_What the exercise asks_
Print the listing below in its entirety, character for character.

** start **

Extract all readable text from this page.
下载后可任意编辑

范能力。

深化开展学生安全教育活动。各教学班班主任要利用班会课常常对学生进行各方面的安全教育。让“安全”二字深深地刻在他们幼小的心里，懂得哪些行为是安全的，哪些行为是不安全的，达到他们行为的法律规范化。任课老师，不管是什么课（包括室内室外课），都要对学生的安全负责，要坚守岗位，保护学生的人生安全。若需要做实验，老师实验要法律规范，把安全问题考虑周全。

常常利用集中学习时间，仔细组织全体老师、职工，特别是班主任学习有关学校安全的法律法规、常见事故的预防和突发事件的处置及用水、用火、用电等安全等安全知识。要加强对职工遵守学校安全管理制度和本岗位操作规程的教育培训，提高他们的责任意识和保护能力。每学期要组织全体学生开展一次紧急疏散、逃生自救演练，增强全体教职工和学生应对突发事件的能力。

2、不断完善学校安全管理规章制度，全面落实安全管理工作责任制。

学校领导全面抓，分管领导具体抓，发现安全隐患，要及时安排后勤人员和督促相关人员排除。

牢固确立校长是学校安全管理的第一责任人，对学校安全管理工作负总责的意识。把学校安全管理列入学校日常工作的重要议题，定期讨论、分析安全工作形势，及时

** end **

_Final result_
Extract all readable text from this page.
下载后可任意编辑

范能力。

深化开展学生安全教育活动。各教学班班主任要利用班会课常常对学生进行各方面的安全教育。让“安全”二字深深地刻在他们幼小的心里，懂得哪些行为是安全的，哪些行为是不安全的，达到他们行为的法律规范化。任课老师，不管是什么课（包括室内室外课），都要对学生的安全负责，要坚守岗位，保护学生的人生安全。若需要做实验，老师实验要法律规范，把安全问题考虑周全。

常常利用集中学习时间，仔细组织全体老师、职工，特别是班主任学习有关学校安全的法律法规、常见事故的预防和突发事件的处置及用水、用火、用电等安全等安全知识。要加强对职工遵守学校安全管理制度和本岗位操作规程的教育培训，提高他们的责任意识和保护能力。每学期要组织全体学生开展一次紧急疏散、逃生自救演练，增强全体教职工和学生应对突发事件的能力。

2、不断完善学校安全管理规章制度，全面落实安全管理工作责任制。

学校领导全面抓，分管领导具体抓，发现安全隐患，要及时安排后勤人员和督促相关人员排除。

牢固确立校长是学校安全管理的第一责任人，对学校安全管理工作负总责的意识。把学校安全管理列入学校日常工作的重要议题，定期讨论、分析安全工作形势，及时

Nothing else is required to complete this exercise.